### Stated task:
For each line that holds "Эозинофилы", copy the line out.

### Material for this task:
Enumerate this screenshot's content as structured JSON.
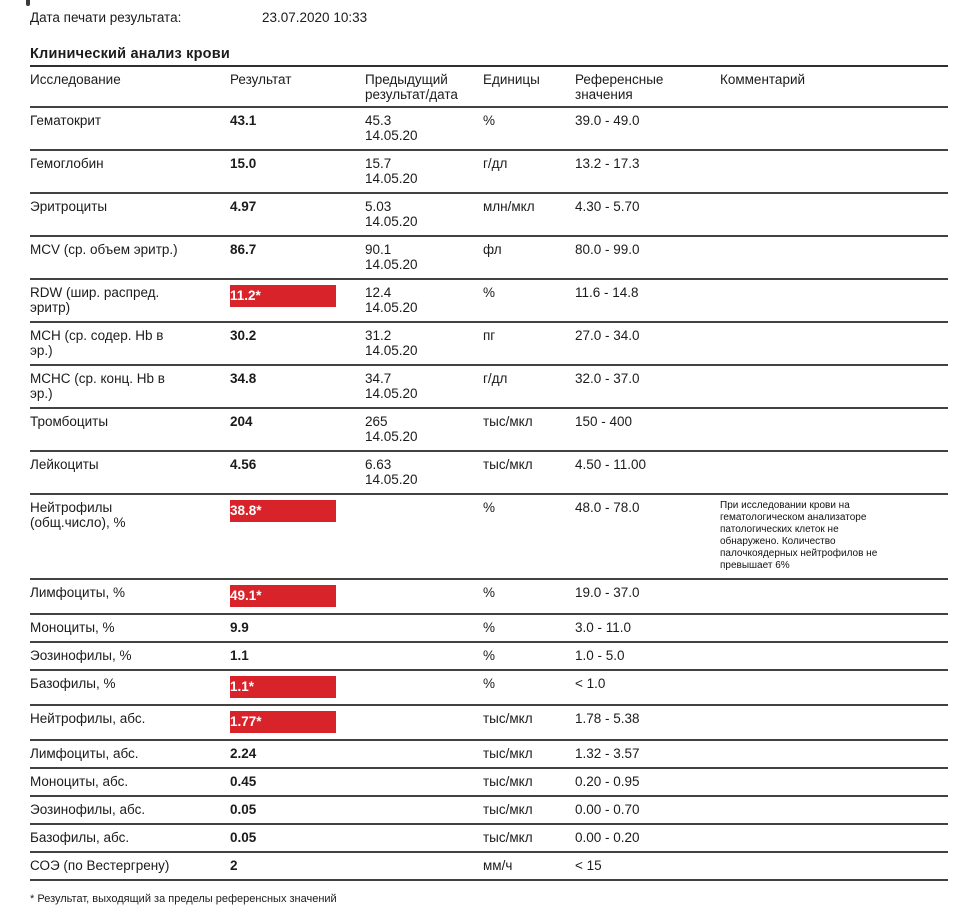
{
  "page": {
    "print_date_label": "Дата печати результата:",
    "print_date_value": "23.07.2020 10:33",
    "section_title": "Клинический анализ крови",
    "footnote": "* Результат, выходящий за пределы референсных значений"
  },
  "colors": {
    "flag_red": "#d9232b",
    "text": "#1b1b1b",
    "rule_line": "#424242"
  },
  "table": {
    "headers": [
      "Исследование",
      "Результат",
      "Предыдущий\nрезультат/дата",
      "Единицы",
      "Референсные\nзначения",
      "Комментарий"
    ],
    "rows": [
      {
        "name": "Гематокрит",
        "result": "43.1",
        "flagged": false,
        "prev": "45.3",
        "prev_date": "14.05.20",
        "units": "%",
        "ref": "39.0 - 49.0",
        "comment": ""
      },
      {
        "name": "Гемоглобин",
        "result": "15.0",
        "flagged": false,
        "prev": "15.7",
        "prev_date": "14.05.20",
        "units": "г/дл",
        "ref": "13.2 - 17.3",
        "comment": ""
      },
      {
        "name": "Эритроциты",
        "result": "4.97",
        "flagged": false,
        "prev": "5.03",
        "prev_date": "14.05.20",
        "units": "млн/мкл",
        "ref": "4.30 - 5.70",
        "comment": ""
      },
      {
        "name": "MCV (ср. объем эритр.)",
        "result": "86.7",
        "flagged": false,
        "prev": "90.1",
        "prev_date": "14.05.20",
        "units": "фл",
        "ref": "80.0 - 99.0",
        "comment": ""
      },
      {
        "name": "RDW (шир. распред.\nэритр)",
        "result": "11.2*",
        "flagged": true,
        "prev": "12.4",
        "prev_date": "14.05.20",
        "units": "%",
        "ref": "11.6 - 14.8",
        "comment": ""
      },
      {
        "name": "MCH (ср. содер. Hb в\nэр.)",
        "result": "30.2",
        "flagged": false,
        "prev": "31.2",
        "prev_date": "14.05.20",
        "units": "пг",
        "ref": "27.0 - 34.0",
        "comment": ""
      },
      {
        "name": "MCHC (ср. конц. Hb в\nэр.)",
        "result": "34.8",
        "flagged": false,
        "prev": "34.7",
        "prev_date": "14.05.20",
        "units": "г/дл",
        "ref": "32.0 - 37.0",
        "comment": ""
      },
      {
        "name": "Тромбоциты",
        "result": "204",
        "flagged": false,
        "prev": "265",
        "prev_date": "14.05.20",
        "units": "тыс/мкл",
        "ref": "150 - 400",
        "comment": ""
      },
      {
        "name": "Лейкоциты",
        "result": "4.56",
        "flagged": false,
        "prev": "6.63",
        "prev_date": "14.05.20",
        "units": "тыс/мкл",
        "ref": "4.50 - 11.00",
        "comment": ""
      },
      {
        "name": "Нейтрофилы\n(общ.число), %",
        "result": "38.8*",
        "flagged": true,
        "prev": "",
        "prev_date": "",
        "units": "%",
        "ref": "48.0 - 78.0",
        "comment": "При исследовании крови на\nгематологическом анализаторе\nпатологических клеток не\nобнаружено. Количество\nпалочкоядерных нейтрофилов не\nпревышает 6%"
      },
      {
        "name": "Лимфоциты, %",
        "result": "49.1*",
        "flagged": true,
        "prev": "",
        "prev_date": "",
        "units": "%",
        "ref": "19.0 - 37.0",
        "comment": ""
      },
      {
        "name": "Моноциты, %",
        "result": "9.9",
        "flagged": false,
        "prev": "",
        "prev_date": "",
        "units": "%",
        "ref": "3.0 - 11.0",
        "comment": ""
      },
      {
        "name": "Эозинофилы, %",
        "result": "1.1",
        "flagged": false,
        "prev": "",
        "prev_date": "",
        "units": "%",
        "ref": "1.0 - 5.0",
        "comment": ""
      },
      {
        "name": "Базофилы, %",
        "result": "1.1*",
        "flagged": true,
        "prev": "",
        "prev_date": "",
        "units": "%",
        "ref": "< 1.0",
        "comment": ""
      },
      {
        "name": "Нейтрофилы, абс.",
        "result": "1.77*",
        "flagged": true,
        "prev": "",
        "prev_date": "",
        "units": "тыс/мкл",
        "ref": "1.78 - 5.38",
        "comment": ""
      },
      {
        "name": "Лимфоциты, абс.",
        "result": "2.24",
        "flagged": false,
        "prev": "",
        "prev_date": "",
        "units": "тыс/мкл",
        "ref": "1.32 - 3.57",
        "comment": ""
      },
      {
        "name": "Моноциты, абс.",
        "result": "0.45",
        "flagged": false,
        "prev": "",
        "prev_date": "",
        "units": "тыс/мкл",
        "ref": "0.20 - 0.95",
        "comment": ""
      },
      {
        "name": "Эозинофилы, абс.",
        "result": "0.05",
        "flagged": false,
        "prev": "",
        "prev_date": "",
        "units": "тыс/мкл",
        "ref": "0.00 - 0.70",
        "comment": ""
      },
      {
        "name": "Базофилы, абс.",
        "result": "0.05",
        "flagged": false,
        "prev": "",
        "prev_date": "",
        "units": "тыс/мкл",
        "ref": "0.00 - 0.20",
        "comment": ""
      },
      {
        "name": "СОЭ (по Вестергрену)",
        "result": "2",
        "flagged": false,
        "prev": "",
        "prev_date": "",
        "units": "мм/ч",
        "ref": "< 15",
        "comment": ""
      }
    ]
  }
}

### The answer:
        "name": "Эозинофилы, %",
        "name": "Эозинофилы, абс.",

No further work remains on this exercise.